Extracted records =
_ _ _

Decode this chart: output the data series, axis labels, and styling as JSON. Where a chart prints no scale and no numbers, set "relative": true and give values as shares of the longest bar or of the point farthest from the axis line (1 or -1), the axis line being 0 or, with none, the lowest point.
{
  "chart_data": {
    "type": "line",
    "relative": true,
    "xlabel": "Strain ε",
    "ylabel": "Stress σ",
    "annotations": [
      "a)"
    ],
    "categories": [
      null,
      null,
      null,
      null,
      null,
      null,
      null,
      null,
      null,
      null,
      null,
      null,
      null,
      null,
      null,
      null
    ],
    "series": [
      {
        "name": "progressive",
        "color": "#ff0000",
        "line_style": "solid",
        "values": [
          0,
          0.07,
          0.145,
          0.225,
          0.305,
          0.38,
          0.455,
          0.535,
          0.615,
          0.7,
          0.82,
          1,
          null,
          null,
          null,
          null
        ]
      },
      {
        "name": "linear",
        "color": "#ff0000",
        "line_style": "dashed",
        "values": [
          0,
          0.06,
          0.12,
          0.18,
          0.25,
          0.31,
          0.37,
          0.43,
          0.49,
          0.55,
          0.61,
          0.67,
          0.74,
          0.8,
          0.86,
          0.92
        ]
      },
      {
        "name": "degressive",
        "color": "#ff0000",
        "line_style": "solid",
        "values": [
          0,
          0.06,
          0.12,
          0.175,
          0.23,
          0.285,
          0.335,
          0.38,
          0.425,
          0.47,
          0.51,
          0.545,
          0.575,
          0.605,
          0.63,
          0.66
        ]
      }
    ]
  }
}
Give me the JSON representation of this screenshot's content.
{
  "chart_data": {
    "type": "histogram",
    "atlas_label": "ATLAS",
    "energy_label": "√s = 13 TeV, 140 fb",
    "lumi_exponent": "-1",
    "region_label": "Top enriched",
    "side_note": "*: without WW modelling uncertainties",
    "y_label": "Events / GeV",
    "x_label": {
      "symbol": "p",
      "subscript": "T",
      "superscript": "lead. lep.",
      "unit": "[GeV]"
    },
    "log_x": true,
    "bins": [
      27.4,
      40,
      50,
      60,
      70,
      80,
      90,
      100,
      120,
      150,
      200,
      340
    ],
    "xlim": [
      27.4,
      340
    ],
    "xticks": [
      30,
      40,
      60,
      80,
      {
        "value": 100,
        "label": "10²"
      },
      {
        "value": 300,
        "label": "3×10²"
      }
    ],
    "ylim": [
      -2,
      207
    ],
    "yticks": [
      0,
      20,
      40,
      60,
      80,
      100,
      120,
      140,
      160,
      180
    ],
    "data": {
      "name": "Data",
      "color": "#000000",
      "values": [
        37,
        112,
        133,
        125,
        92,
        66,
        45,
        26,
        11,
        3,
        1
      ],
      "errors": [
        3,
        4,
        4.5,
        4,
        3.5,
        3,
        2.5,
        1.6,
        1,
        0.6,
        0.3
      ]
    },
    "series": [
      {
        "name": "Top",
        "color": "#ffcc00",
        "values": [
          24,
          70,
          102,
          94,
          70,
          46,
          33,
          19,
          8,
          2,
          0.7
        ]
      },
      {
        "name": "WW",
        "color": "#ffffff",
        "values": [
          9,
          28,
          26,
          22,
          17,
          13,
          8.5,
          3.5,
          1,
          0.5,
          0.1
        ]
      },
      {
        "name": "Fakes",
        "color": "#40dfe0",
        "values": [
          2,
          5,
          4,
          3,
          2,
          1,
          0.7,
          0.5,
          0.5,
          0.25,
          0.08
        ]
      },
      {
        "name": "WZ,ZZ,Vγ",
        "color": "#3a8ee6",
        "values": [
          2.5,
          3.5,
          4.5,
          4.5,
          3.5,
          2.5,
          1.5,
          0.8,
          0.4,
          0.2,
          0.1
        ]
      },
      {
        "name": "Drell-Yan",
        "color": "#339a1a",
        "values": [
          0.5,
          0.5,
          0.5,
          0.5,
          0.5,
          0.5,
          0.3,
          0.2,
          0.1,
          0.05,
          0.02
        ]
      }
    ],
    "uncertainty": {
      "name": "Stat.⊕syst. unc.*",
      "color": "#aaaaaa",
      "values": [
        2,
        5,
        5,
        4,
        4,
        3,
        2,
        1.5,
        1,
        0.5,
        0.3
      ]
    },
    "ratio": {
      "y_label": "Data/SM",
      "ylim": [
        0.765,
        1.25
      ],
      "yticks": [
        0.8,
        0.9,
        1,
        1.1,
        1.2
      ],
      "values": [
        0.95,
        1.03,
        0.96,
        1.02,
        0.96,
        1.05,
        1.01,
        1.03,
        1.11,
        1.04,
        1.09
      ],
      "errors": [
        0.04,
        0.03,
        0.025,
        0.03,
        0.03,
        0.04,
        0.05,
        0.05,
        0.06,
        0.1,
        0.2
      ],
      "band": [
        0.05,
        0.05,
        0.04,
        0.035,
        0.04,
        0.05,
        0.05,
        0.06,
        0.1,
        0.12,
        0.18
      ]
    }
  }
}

_ _ _

Task objective =
Return each line in the records that holds the string "this".

Answer to the task =
Decode this chart: output the data series, axis labels, and styling as JSON. Where a chart prints no scale and no numbers, set "relative": true and give values as shares of the longest bar or of the point farthest from the axis line (1 or -1), the axis line being 0 or, with none, the lowest point.
Give me the JSON representation of this screenshot's content.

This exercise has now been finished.